Problem description
Recast every line of the entries as a JSON list of strings, with one string per line and blank lines omitted.

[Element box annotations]
--- begin ---
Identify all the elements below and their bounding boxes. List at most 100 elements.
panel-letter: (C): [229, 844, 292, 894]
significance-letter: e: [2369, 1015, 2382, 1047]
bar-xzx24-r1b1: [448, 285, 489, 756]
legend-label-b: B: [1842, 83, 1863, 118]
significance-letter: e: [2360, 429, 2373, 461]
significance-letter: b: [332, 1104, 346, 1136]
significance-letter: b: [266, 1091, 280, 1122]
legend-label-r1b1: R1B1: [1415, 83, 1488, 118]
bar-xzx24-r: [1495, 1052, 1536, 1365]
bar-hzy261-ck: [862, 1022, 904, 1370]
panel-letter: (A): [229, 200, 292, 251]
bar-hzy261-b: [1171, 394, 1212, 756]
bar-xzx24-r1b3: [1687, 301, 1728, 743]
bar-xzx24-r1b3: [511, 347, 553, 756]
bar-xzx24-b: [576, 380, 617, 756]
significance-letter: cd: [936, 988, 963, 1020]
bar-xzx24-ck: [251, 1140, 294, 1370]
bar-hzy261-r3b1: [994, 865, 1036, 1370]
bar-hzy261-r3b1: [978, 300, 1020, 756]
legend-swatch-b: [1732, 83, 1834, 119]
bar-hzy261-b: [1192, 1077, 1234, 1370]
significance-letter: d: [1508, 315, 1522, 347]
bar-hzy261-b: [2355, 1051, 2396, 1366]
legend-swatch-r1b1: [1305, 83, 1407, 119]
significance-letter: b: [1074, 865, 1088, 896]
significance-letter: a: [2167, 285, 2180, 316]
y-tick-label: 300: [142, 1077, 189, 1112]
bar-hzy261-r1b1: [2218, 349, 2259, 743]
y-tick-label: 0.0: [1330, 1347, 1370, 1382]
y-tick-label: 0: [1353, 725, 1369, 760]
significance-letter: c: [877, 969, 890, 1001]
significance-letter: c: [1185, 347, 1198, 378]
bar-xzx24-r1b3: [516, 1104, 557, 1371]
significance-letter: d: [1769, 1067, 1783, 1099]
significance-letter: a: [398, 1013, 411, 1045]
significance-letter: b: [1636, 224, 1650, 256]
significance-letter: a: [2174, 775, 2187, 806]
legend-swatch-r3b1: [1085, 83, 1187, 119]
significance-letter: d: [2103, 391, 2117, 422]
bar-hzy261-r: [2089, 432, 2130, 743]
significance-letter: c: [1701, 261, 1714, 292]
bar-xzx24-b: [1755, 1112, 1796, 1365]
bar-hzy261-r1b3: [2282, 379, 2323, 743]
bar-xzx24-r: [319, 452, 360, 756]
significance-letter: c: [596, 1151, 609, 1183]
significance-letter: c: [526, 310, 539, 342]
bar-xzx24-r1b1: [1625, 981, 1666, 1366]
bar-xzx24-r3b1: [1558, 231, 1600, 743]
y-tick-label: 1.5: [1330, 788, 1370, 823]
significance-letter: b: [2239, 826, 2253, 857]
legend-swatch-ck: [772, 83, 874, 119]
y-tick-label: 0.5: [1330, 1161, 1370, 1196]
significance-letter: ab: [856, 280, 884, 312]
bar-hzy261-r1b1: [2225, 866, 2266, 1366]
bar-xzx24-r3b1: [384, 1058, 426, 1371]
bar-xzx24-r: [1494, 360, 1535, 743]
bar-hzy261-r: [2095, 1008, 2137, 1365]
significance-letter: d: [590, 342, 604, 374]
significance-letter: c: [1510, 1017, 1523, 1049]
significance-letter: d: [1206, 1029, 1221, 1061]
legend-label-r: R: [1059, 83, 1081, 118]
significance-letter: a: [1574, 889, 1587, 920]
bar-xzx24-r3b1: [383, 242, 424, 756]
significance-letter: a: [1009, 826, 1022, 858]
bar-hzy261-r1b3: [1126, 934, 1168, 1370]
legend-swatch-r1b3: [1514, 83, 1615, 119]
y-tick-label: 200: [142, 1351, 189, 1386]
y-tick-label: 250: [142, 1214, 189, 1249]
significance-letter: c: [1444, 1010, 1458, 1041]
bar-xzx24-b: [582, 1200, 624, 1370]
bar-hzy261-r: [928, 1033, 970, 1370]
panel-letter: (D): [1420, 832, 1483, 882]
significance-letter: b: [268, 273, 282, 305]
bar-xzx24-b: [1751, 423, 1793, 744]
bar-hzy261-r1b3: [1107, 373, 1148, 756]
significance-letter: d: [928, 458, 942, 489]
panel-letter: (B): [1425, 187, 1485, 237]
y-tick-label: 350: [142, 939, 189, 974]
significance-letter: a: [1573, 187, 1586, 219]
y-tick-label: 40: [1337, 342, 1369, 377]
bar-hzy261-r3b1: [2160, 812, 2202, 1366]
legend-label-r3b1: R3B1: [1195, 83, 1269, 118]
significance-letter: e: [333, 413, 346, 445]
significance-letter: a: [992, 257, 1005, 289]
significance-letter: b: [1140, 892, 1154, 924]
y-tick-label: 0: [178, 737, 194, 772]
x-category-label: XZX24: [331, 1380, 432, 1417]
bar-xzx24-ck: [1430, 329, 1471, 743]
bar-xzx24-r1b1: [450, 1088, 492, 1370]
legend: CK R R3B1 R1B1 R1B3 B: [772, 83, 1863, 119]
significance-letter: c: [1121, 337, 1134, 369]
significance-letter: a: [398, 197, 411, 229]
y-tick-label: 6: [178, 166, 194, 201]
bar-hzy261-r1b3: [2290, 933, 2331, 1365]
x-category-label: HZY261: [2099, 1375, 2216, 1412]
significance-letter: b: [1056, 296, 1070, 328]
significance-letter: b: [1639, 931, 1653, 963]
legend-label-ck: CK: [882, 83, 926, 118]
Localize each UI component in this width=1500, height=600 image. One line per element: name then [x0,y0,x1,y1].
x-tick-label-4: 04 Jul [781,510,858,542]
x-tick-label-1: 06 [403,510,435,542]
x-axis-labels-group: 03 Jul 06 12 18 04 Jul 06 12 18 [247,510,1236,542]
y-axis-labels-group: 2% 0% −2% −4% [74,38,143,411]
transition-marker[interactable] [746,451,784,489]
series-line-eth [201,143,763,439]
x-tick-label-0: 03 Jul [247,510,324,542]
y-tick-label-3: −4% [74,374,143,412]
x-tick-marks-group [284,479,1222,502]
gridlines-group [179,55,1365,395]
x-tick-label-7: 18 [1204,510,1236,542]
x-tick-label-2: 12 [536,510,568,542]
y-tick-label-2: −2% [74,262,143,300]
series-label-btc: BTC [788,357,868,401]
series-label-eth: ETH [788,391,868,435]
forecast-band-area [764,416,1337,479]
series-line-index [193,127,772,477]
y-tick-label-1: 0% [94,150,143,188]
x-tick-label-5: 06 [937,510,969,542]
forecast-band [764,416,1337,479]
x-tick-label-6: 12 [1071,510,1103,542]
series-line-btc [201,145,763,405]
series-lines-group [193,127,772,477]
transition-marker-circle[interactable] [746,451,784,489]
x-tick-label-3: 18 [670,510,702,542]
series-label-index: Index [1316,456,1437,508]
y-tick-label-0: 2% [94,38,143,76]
--- end ---
Problem solution
[
  "Identify all the elements below and their bounding boxes. List at most 100 elements.",
  "panel-letter: (C): [229, 844, 292, 894]",
  "significance-letter: e: [2369, 1015, 2382, 1047]",
  "bar-xzx24-r1b1: [448, 285, 489, 756]",
  "legend-label-b: B: [1842, 83, 1863, 118]",
  "significance-letter: e: [2360, 429, 2373, 461]",
  "significance-letter: b: [332, 1104, 346, 1136]",
  "significance-letter: b: [266, 1091, 280, 1122]",
  "legend-label-r1b1: R1B1: [1415, 83, 1488, 118]",
  "bar-xzx24-r: [1495, 1052, 1536, 1365]",
  "bar-hzy261-ck: [862, 1022, 904, 1370]",
  "panel-letter: (A): [229, 200, 292, 251]",
  "bar-hzy261-b: [1171, 394, 1212, 756]",
  "bar-xzx24-r1b3: [1687, 301, 1728, 743]",
  "bar-xzx24-r1b3: [511, 347, 553, 756]",
  "bar-xzx24-b: [576, 380, 617, 756]",
  "significance-letter: cd: [936, 988, 963, 1020]",
  "bar-xzx24-ck: [251, 1140, 294, 1370]",
  "bar-hzy261-r3b1: [994, 865, 1036, 1370]",
  "bar-hzy261-r3b1: [978, 300, 1020, 756]",
  "legend-swatch-b: [1732, 83, 1834, 119]",
  "bar-hzy261-b: [1192, 1077, 1234, 1370]",
  "significance-letter: d: [1508, 315, 1522, 347]",
  "bar-hzy261-b: [2355, 1051, 2396, 1366]",
  "legend-swatch-r1b1: [1305, 83, 1407, 119]",
  "significance-letter: b: [1074, 865, 1088, 896]",
  "significance-letter: a: [2167, 285, 2180, 316]",
  "y-tick-label: 300: [142, 1077, 189, 1112]",
  "bar-hzy261-r1b1: [2218, 349, 2259, 743]",
  "y-tick-label: 0.0: [1330, 1347, 1370, 1382]",
  "y-tick-label: 0: [1353, 725, 1369, 760]",
  "significance-letter: c: [877, 969, 890, 1001]",
  "significance-letter: c: [1185, 347, 1198, 378]",
  "bar-xzx24-r1b3: [516, 1104, 557, 1371]",
  "significance-letter: d: [1769, 1067, 1783, 1099]",
  "significance-letter: a: [398, 1013, 411, 1045]",
  "significance-letter: b: [1636, 224, 1650, 256]",
  "significance-letter: a: [2174, 775, 2187, 806]",
  "legend-swatch-r3b1: [1085, 83, 1187, 119]",
  "significance-letter: d: [2103, 391, 2117, 422]",
  "bar-hzy261-r: [2089, 432, 2130, 743]",
  "significance-letter: c: [1701, 261, 1714, 292]",
  "bar-xzx24-b: [1755, 1112, 1796, 1365]",
  "bar-hzy261-r1b3: [2282, 379, 2323, 743]",
  "bar-xzx24-r: [319, 452, 360, 756]",
  "significance-letter: c: [596, 1151, 609, 1183]",
  "significance-letter: c: [526, 310, 539, 342]",
  "bar-xzx24-r1b1: [1625, 981, 1666, 1366]",
  "bar-xzx24-r3b1: [1558, 231, 1600, 743]",
  "y-tick-label: 1.5: [1330, 788, 1370, 823]",
  "significance-letter: b: [2239, 826, 2253, 857]",
  "legend-swatch-ck: [772, 83, 874, 119]",
  "y-tick-label: 0.5: [1330, 1161, 1370, 1196]",
  "significance-letter: ab: [856, 280, 884, 312]",
  "bar-hzy261-r1b1: [2225, 866, 2266, 1366]",
  "bar-xzx24-r3b1: [384, 1058, 426, 1371]",
  "bar-xzx24-r: [1494, 360, 1535, 743]",
  "bar-hzy261-r: [2095, 1008, 2137, 1365]",
  "significance-letter: d: [590, 342, 604, 374]",
  "significance-letter: c: [1510, 1017, 1523, 1049]",
  "significance-letter: d: [1206, 1029, 1221, 1061]",
  "legend-label-r: R: [1059, 83, 1081, 118]",
  "significance-letter: a: [1574, 889, 1587, 920]",
  "bar-xzx24-r3b1: [383, 242, 424, 756]",
  "significance-letter: a: [1009, 826, 1022, 858]",
  "bar-hzy261-r1b3: [1126, 934, 1168, 1370]",
  "legend-swatch-r1b3: [1514, 83, 1615, 119]",
  "y-tick-label: 200: [142, 1351, 189, 1386]",
  "y-tick-label: 250: [142, 1214, 189, 1249]",
  "significance-letter: c: [1444, 1010, 1458, 1041]",
  "bar-xzx24-b: [582, 1200, 624, 1370]",
  "bar-hzy261-r: [928, 1033, 970, 1370]",
  "panel-letter: (D): [1420, 832, 1483, 882]",
  "significance-letter: b: [268, 273, 282, 305]",
  "bar-xzx24-b: [1751, 423, 1793, 744]",
  "bar-hzy261-r1b3: [1107, 373, 1148, 756]",
  "significance-letter: d: [928, 458, 942, 489]",
  "panel-letter: (B): [1425, 187, 1485, 237]",
  "y-tick-label: 350: [142, 939, 189, 974]",
  "significance-letter: a: [1573, 187, 1586, 219]",
  "y-tick-label: 40: [1337, 342, 1369, 377]",
  "bar-hzy261-r3b1: [2160, 812, 2202, 1366]",
  "legend-label-r3b1: R3B1: [1195, 83, 1269, 118]",
  "significance-letter: e: [333, 413, 346, 445]",
  "significance-letter: a: [992, 257, 1005, 289]",
  "significance-letter: b: [1140, 892, 1154, 924]",
  "y-tick-label: 0: [178, 737, 194, 772]",
  "x-category-label: XZX24: [331, 1380, 432, 1417]",
  "bar-xzx24-ck: [1430, 329, 1471, 743]",
  "bar-xzx24-r1b1: [450, 1088, 492, 1370]",
  "legend: CK R R3B1 R1B1 R1B3 B: [772, 83, 1863, 119]",
  "significance-letter: c: [1121, 337, 1134, 369]",
  "significance-letter: a: [398, 197, 411, 229]",
  "y-tick-label: 6: [178, 166, 194, 201]",
  "bar-hzy261-r1b3: [2290, 933, 2331, 1365]",
  "x-category-label: HZY261: [2099, 1375, 2216, 1412]",
  "significance-letter: b: [1056, 296, 1070, 328]",
  "significance-letter: b: [1639, 931, 1653, 963]",
  "legend-label-ck: CK: [882, 83, 926, 118]",
  "Localize each UI component in this width=1500, height=600 image. One line per element: name then [x0,y0,x1,y1].",
  "x-tick-label-4: 04 Jul [781,510,858,542]",
  "x-tick-label-1: 06 [403,510,435,542]",
  "x-axis-labels-group: 03 Jul 06 12 18 04 Jul 06 12 18 [247,510,1236,542]",
  "y-axis-labels-group: 2% 0% −2% −4% [74,38,143,411]",
  "transition-marker[interactable] [746,451,784,489]",
  "series-line-eth [201,143,763,439]",
  "x-tick-label-0: 03 Jul [247,510,324,542]",
  "y-tick-label-3: −4% [74,374,143,412]",
  "x-tick-marks-group [284,479,1222,502]",
  "gridlines-group [179,55,1365,395]",
  "x-tick-label-7: 18 [1204,510,1236,542]",
  "x-tick-label-2: 12 [536,510,568,542]",
  "y-tick-label-2: −2% [74,262,143,300]",
  "series-label-btc: BTC [788,357,868,401]",
  "series-label-eth: ETH [788,391,868,435]",
  "forecast-band-area [764,416,1337,479]",
  "series-line-index [193,127,772,477]",
  "y-tick-label-1: 0% [94,150,143,188]",
  "x-tick-label-5: 06 [937,510,969,542]",
  "forecast-band [764,416,1337,479]",
  "x-tick-label-6: 12 [1071,510,1103,542]",
  "series-line-btc [201,145,763,405]",
  "series-lines-group [193,127,772,477]",
  "transition-marker-circle[interactable] [746,451,784,489]",
  "x-tick-label-3: 18 [670,510,702,542]",
  "series-label-index: Index [1316,456,1437,508]",
  "y-tick-label-0: 2% [94,38,143,76]"
]